## Your goal
Every entry needs to be reproduced exactly.
※ ※ ※
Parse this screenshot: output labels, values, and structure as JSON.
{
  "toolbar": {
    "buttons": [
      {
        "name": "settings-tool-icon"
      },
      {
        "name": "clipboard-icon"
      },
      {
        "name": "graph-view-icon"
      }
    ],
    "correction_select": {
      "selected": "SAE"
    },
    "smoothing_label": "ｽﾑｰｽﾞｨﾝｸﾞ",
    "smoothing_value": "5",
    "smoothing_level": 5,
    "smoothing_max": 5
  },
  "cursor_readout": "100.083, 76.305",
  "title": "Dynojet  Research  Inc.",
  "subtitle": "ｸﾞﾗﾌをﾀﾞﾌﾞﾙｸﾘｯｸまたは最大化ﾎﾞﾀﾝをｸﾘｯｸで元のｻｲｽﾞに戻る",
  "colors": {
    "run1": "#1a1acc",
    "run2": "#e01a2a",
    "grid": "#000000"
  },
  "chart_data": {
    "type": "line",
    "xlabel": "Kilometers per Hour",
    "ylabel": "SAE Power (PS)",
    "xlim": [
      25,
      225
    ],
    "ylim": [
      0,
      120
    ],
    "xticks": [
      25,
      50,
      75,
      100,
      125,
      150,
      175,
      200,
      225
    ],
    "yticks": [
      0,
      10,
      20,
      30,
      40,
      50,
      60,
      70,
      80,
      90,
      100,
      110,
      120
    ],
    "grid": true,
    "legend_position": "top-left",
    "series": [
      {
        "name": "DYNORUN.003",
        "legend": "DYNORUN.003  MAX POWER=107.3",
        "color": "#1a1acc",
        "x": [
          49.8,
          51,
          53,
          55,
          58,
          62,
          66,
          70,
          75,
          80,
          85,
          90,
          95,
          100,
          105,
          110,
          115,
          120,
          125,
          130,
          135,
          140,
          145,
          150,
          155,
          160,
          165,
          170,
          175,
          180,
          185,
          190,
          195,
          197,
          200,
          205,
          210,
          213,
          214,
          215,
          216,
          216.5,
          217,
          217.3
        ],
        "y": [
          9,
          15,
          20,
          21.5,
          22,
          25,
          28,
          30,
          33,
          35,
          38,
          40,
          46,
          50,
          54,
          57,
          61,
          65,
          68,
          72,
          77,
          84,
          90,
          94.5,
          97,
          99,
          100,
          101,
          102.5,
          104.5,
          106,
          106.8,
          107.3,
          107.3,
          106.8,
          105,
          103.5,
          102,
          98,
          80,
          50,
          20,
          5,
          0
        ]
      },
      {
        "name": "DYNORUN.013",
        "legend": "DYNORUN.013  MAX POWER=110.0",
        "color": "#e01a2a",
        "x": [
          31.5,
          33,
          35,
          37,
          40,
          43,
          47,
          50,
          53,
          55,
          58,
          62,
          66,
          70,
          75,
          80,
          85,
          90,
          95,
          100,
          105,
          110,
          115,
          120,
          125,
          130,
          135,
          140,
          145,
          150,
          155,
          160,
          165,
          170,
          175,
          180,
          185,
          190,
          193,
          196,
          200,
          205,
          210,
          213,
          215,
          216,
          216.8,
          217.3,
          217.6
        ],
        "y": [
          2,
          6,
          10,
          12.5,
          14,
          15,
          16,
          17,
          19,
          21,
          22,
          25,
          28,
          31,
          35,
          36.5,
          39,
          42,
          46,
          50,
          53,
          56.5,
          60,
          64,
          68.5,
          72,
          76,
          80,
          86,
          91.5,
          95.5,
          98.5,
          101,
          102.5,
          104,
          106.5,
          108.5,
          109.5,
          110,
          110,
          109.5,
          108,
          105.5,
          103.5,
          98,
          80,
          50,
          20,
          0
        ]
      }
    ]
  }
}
※ ※ ※
## The result
Parse this screenshot: output labels, values, and structure as JSON.
{
  "toolbar": {
    "buttons": [
      {
        "name": "settings-tool-icon"
      },
      {
        "name": "clipboard-icon"
      },
      {
        "name": "graph-view-icon"
      }
    ],
    "correction_select": {
      "selected": "SAE"
    },
    "smoothing_label": "ｽﾑｰｽﾞｨﾝｸﾞ",
    "smoothing_value": "5",
    "smoothing_level": 5,
    "smoothing_max": 5
  },
  "cursor_readout": "100.083, 76.305",
  "title": "Dynojet  Research  Inc.",
  "subtitle": "ｸﾞﾗﾌをﾀﾞﾌﾞﾙｸﾘｯｸまたは最大化ﾎﾞﾀﾝをｸﾘｯｸで元のｻｲｽﾞに戻る",
  "colors": {
    "run1": "#1a1acc",
    "run2": "#e01a2a",
    "grid": "#000000"
  },
  "chart_data": {
    "type": "line",
    "xlabel": "Kilometers per Hour",
    "ylabel": "SAE Power (PS)",
    "xlim": [
      25,
      225
    ],
    "ylim": [
      0,
      120
    ],
    "xticks": [
      25,
      50,
      75,
      100,
      125,
      150,
      175,
      200,
      225
    ],
    "yticks": [
      0,
      10,
      20,
      30,
      40,
      50,
      60,
      70,
      80,
      90,
      100,
      110,
      120
    ],
    "grid": true,
    "legend_position": "top-left",
    "series": [
      {
        "name": "DYNORUN.003",
        "legend": "DYNORUN.003  MAX POWER=107.3",
        "color": "#1a1acc",
        "x": [
          49.8,
          51,
          53,
          55,
          58,
          62,
          66,
          70,
          75,
          80,
          85,
          90,
          95,
          100,
          105,
          110,
          115,
          120,
          125,
          130,
          135,
          140,
          145,
          150,
          155,
          160,
          165,
          170,
          175,
          180,
          185,
          190,
          195,
          197,
          200,
          205,
          210,
          213,
          214,
          215,
          216,
          216.5,
          217,
          217.3
        ],
        "y": [
          9,
          15,
          20,
          21.5,
          22,
          25,
          28,
          30,
          33,
          35,
          38,
          40,
          46,
          50,
          54,
          57,
          61,
          65,
          68,
          72,
          77,
          84,
          90,
          94.5,
          97,
          99,
          100,
          101,
          102.5,
          104.5,
          106,
          106.8,
          107.3,
          107.3,
          106.8,
          105,
          103.5,
          102,
          98,
          80,
          50,
          20,
          5,
          0
        ]
      },
      {
        "name": "DYNORUN.013",
        "legend": "DYNORUN.013  MAX POWER=110.0",
        "color": "#e01a2a",
        "x": [
          31.5,
          33,
          35,
          37,
          40,
          43,
          47,
          50,
          53,
          55,
          58,
          62,
          66,
          70,
          75,
          80,
          85,
          90,
          95,
          100,
          105,
          110,
          115,
          120,
          125,
          130,
          135,
          140,
          145,
          150,
          155,
          160,
          165,
          170,
          175,
          180,
          185,
          190,
          193,
          196,
          200,
          205,
          210,
          213,
          215,
          216,
          216.8,
          217.3,
          217.6
        ],
        "y": [
          2,
          6,
          10,
          12.5,
          14,
          15,
          16,
          17,
          19,
          21,
          22,
          25,
          28,
          31,
          35,
          36.5,
          39,
          42,
          46,
          50,
          53,
          56.5,
          60,
          64,
          68.5,
          72,
          76,
          80,
          86,
          91.5,
          95.5,
          98.5,
          101,
          102.5,
          104,
          106.5,
          108.5,
          109.5,
          110,
          110,
          109.5,
          108,
          105.5,
          103.5,
          98,
          80,
          50,
          20,
          0
        ]
      }
    ]
  }
}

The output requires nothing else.